### WHAT THIS TASK INVOLVES
Every record here should be printed again exactly.

### RECORD EXTRACTS
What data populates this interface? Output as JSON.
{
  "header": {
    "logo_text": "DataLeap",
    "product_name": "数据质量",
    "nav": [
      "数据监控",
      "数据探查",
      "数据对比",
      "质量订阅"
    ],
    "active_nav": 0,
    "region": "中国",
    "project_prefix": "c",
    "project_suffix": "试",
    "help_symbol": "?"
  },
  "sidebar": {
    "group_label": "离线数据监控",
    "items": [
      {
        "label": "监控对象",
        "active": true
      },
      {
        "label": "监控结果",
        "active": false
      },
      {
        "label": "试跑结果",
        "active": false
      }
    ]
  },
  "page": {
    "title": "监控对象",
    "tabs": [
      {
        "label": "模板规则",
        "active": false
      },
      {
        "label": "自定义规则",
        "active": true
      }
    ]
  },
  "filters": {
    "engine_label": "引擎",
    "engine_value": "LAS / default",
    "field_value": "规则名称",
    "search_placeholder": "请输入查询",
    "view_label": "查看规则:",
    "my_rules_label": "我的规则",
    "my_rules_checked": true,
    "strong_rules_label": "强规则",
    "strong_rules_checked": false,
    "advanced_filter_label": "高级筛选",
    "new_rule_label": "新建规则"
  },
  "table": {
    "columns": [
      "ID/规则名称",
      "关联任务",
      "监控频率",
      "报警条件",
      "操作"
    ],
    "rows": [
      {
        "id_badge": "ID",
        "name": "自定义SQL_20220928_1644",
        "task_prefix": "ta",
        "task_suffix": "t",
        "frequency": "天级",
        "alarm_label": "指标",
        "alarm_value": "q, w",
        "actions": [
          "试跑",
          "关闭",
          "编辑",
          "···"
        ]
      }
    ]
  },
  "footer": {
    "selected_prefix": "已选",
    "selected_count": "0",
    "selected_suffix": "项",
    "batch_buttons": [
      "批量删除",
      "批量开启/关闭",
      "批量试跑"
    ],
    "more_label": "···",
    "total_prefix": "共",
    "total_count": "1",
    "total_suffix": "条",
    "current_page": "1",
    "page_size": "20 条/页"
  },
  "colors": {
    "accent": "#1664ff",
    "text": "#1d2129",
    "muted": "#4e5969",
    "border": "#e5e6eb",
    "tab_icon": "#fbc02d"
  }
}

### RESPONSE TO THIS EXERCISE
What data populates this interface? Output as JSON.
{
  "header": {
    "logo_text": "DataLeap",
    "product_name": "数据质量",
    "nav": [
      "数据监控",
      "数据探查",
      "数据对比",
      "质量订阅"
    ],
    "active_nav": 0,
    "region": "中国",
    "project_prefix": "c",
    "project_suffix": "试",
    "help_symbol": "?"
  },
  "sidebar": {
    "group_label": "离线数据监控",
    "items": [
      {
        "label": "监控对象",
        "active": true
      },
      {
        "label": "监控结果",
        "active": false
      },
      {
        "label": "试跑结果",
        "active": false
      }
    ]
  },
  "page": {
    "title": "监控对象",
    "tabs": [
      {
        "label": "模板规则",
        "active": false
      },
      {
        "label": "自定义规则",
        "active": true
      }
    ]
  },
  "filters": {
    "engine_label": "引擎",
    "engine_value": "LAS / default",
    "field_value": "规则名称",
    "search_placeholder": "请输入查询",
    "view_label": "查看规则:",
    "my_rules_label": "我的规则",
    "my_rules_checked": true,
    "strong_rules_label": "强规则",
    "strong_rules_checked": false,
    "advanced_filter_label": "高级筛选",
    "new_rule_label": "新建规则"
  },
  "table": {
    "columns": [
      "ID/规则名称",
      "关联任务",
      "监控频率",
      "报警条件",
      "操作"
    ],
    "rows": [
      {
        "id_badge": "ID",
        "name": "自定义SQL_20220928_1644",
        "task_prefix": "ta",
        "task_suffix": "t",
        "frequency": "天级",
        "alarm_label": "指标",
        "alarm_value": "q, w",
        "actions": [
          "试跑",
          "关闭",
          "编辑",
          "···"
        ]
      }
    ]
  },
  "footer": {
    "selected_prefix": "已选",
    "selected_count": "0",
    "selected_suffix": "项",
    "batch_buttons": [
      "批量删除",
      "批量开启/关闭",
      "批量试跑"
    ],
    "more_label": "···",
    "total_prefix": "共",
    "total_count": "1",
    "total_suffix": "条",
    "current_page": "1",
    "page_size": "20 条/页"
  },
  "colors": {
    "accent": "#1664ff",
    "text": "#1d2129",
    "muted": "#4e5969",
    "border": "#e5e6eb",
    "tab_icon": "#fbc02d"
  }
}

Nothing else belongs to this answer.